> [Document segment]:

• • • •

Series 1 of 6 on NCS Digital Factory

Most businesses today recognise that the ability to innovate is a vital driver of growth. Yet many also report that their path to innovation success is far from straightforward. A common challenge involves successfully bringing a new product or service to market. All too often, a digital initiative that promises to deliver value can end up failing to scale and ‘graduate,’ leaving behind wasted time, money and unmet expectations.

Take the example of a leading healthcare services provider that wanted to investigate whether using distributed ledger technology would help it reduce fraudulent or duplicate claims more effectively. It designed and tested a blockchain proof of concept (POC), using a limited dataset extracted especially for the project. The initiative delivered exciting results, but then the organisation hit a stumbling-block. Claims data across the organisation’s internal systems was not sufficiently digitised to support the successful uptake of the POC more widely. The project could not carry through to market launch and scale.

What’s keeping organisations from driving innovation successfully? And how best can they ensure their POCs don’t end up as mere ‘innovation theatre’ – ideas that burn brightly but fail to scale, thus staying stuck at the level of a one-off performance?

Embracing innovation: The three biggest challenges

Companies need to decide how close to the core of their business they are willing to anchor their innovation agenda.

Problems often arise when companies set up an agile team or innovation centre to develop a one-off new idea or switch to more agile ways of working, but leave the team siloed, outside the main order of business. As a result, they may struggle to diffuse the required digital capabilities and approaches across existing work structures when it’s time to take the new product or service to scale.

Typically, challenges arise in three areas.

  • Technological challenges. Companies seeking to execute a POC within the shortest possible timeframe often choose to run innovation projects on a different solution stack from their ‘business as usual’ (BAU) one. They may take different development approaches as well. This can cause problems beyond the POC phase, as the work may require significant re-development. Companies may also face technical feasibility challenges that weren’t evident when the agile team developed its idea within its ‘innovation silo.’
  • Management alignment challenges. Senior leadership commitment and buy-in is critical for any organisation that wishes to innovate effectively. If innovation projects (including POCs) are commissioned as ad-hoc initiatives whose outcome will not change the priorities of the overall business – its strategy, KPIs or investment – there’s a greater chance the initiative will fail.
  • Cultural challenges. Companies may lack the supportive culture required to push out new digital capabilities quickly, such as cross-functional teams, agile ways of working, and a willingness to get to grips with new technologies. Such approaches aren’t just about following new processes. Success also requires adopting a new mindset across the broader company, where people feel empowered to embrace self-organising teams, a spirit of experimentation, and a willingness to fail while actively learning from any failure.

• • • •

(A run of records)
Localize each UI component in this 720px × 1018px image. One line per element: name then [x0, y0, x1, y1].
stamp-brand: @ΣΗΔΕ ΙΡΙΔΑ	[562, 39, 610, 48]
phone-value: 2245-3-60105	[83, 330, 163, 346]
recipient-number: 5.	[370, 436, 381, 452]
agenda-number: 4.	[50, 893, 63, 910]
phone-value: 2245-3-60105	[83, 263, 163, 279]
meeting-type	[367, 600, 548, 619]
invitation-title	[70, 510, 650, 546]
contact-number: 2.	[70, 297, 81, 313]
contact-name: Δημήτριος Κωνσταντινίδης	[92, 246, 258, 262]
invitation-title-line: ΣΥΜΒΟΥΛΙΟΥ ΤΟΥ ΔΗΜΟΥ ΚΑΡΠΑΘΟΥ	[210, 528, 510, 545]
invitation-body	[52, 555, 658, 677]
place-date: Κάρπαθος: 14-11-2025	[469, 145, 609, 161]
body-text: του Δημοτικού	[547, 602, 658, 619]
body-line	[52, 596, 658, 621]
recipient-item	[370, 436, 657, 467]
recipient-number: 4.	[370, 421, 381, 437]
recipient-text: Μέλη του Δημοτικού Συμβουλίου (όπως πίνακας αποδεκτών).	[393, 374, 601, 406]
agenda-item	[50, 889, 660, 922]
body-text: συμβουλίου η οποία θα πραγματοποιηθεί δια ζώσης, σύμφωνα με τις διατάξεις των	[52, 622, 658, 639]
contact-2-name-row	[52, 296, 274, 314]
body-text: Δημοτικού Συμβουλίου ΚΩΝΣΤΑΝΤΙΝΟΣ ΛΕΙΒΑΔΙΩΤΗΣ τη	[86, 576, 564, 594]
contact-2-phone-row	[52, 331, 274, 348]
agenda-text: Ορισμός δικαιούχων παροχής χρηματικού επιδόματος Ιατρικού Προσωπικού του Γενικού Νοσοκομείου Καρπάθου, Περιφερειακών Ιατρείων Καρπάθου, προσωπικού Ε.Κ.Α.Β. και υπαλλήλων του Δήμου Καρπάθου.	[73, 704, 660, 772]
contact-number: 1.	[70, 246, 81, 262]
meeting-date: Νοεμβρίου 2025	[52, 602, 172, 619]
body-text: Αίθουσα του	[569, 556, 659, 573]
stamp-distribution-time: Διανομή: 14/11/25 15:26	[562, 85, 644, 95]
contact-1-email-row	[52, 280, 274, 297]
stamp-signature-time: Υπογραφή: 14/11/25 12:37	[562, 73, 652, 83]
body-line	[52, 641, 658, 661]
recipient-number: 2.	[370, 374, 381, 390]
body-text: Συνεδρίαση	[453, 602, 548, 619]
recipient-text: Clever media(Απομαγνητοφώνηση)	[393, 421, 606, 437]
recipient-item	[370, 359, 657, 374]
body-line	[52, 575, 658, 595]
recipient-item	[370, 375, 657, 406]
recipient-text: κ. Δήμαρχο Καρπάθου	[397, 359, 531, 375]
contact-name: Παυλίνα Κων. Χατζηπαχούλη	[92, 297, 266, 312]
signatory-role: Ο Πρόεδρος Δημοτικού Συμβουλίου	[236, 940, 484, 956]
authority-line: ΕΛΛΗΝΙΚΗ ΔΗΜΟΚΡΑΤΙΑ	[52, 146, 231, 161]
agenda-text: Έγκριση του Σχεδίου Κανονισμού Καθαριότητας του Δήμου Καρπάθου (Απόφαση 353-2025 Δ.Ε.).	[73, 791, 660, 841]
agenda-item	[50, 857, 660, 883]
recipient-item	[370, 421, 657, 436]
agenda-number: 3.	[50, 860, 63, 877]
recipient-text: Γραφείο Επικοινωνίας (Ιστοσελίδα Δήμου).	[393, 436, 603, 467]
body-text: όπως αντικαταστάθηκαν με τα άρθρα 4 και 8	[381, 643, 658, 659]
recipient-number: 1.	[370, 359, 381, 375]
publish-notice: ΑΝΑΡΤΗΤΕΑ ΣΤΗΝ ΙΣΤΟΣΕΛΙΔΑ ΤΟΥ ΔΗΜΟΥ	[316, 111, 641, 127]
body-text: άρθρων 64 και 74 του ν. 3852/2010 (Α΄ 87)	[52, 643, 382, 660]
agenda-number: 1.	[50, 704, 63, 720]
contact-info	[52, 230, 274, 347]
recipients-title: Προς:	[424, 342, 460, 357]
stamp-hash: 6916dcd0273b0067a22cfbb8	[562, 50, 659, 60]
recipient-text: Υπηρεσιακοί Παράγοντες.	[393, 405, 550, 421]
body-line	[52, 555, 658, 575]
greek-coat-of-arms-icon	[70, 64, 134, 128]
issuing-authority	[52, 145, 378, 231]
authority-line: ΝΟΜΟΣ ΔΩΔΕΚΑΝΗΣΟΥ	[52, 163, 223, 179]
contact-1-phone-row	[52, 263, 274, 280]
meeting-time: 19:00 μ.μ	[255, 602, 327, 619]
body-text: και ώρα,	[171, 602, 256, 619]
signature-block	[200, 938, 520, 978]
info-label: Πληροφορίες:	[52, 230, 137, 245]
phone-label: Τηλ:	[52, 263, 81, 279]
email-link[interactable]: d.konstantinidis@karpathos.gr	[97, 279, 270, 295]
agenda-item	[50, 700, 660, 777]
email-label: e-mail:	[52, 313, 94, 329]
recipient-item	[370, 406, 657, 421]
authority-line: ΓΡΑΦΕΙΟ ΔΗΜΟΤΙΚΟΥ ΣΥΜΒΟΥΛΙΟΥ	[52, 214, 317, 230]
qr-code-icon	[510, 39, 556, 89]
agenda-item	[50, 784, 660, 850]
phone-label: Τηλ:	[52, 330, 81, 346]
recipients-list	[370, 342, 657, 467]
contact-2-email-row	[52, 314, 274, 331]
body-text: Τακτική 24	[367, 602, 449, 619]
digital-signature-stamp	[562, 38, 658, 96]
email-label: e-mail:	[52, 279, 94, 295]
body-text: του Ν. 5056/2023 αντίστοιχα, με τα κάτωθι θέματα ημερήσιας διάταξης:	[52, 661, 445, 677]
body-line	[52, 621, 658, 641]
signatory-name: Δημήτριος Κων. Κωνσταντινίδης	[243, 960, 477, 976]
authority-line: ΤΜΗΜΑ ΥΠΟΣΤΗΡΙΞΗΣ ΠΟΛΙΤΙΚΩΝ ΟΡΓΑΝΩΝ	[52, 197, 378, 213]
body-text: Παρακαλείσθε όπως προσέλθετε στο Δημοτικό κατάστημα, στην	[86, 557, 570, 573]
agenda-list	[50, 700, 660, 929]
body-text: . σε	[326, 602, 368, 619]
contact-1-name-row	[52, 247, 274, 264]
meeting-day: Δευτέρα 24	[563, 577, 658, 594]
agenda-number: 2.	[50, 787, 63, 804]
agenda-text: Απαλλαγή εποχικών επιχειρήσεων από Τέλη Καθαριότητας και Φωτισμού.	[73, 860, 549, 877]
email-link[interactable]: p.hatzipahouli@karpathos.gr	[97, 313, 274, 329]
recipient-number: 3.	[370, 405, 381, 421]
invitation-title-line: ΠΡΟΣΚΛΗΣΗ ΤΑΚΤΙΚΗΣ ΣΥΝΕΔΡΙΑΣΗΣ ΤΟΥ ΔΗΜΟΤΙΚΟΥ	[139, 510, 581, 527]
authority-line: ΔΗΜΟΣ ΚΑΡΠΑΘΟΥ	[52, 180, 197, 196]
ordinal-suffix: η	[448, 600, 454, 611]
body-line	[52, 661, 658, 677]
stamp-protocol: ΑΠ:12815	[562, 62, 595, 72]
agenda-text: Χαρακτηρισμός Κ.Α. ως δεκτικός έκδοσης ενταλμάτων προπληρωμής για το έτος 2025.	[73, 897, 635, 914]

• • • •

> [The problem]: Can you write the next part of the article on scaling innovation, picking up right after its third challenge?

> [Response to the exercise]:
Adopting a digital factory approach

Recognising the challenges involved with scaling innovation, many companies are beginning to use a “digital factory” approach. This involves doubling down on the focus to innovate and transform, deepening the adoption of agile ways of working and diffusing these through to the larger organisation.

Like its physical counterpart, a digital factory gives teams space and a supportive environment to build and develop high-quality outputs. As well as enabling the entire chain of POC activities, from ideation through to development, it also builds vital bridges between the innovation agenda and key functions and processes, across the enterprise. Key stakeholders are involved and invested right from the start of any initiative. That way, their expertise can be tapped as valuable input into digital factory projects, helping companies ensure that the product or service they are developing is highly user-desirable.

As more employees are involved in factory projects, more people get to experience first-hand a new way of working. Put another way, the digital factory brings more agile and customer-centric approaches commonly deployed in innovation labs back to the wider organisation.

Enterprises thus gain not just the factory’s outputs, but a powerful set of tools to bring the transformation of their people, culture and processes closer to the core of the business.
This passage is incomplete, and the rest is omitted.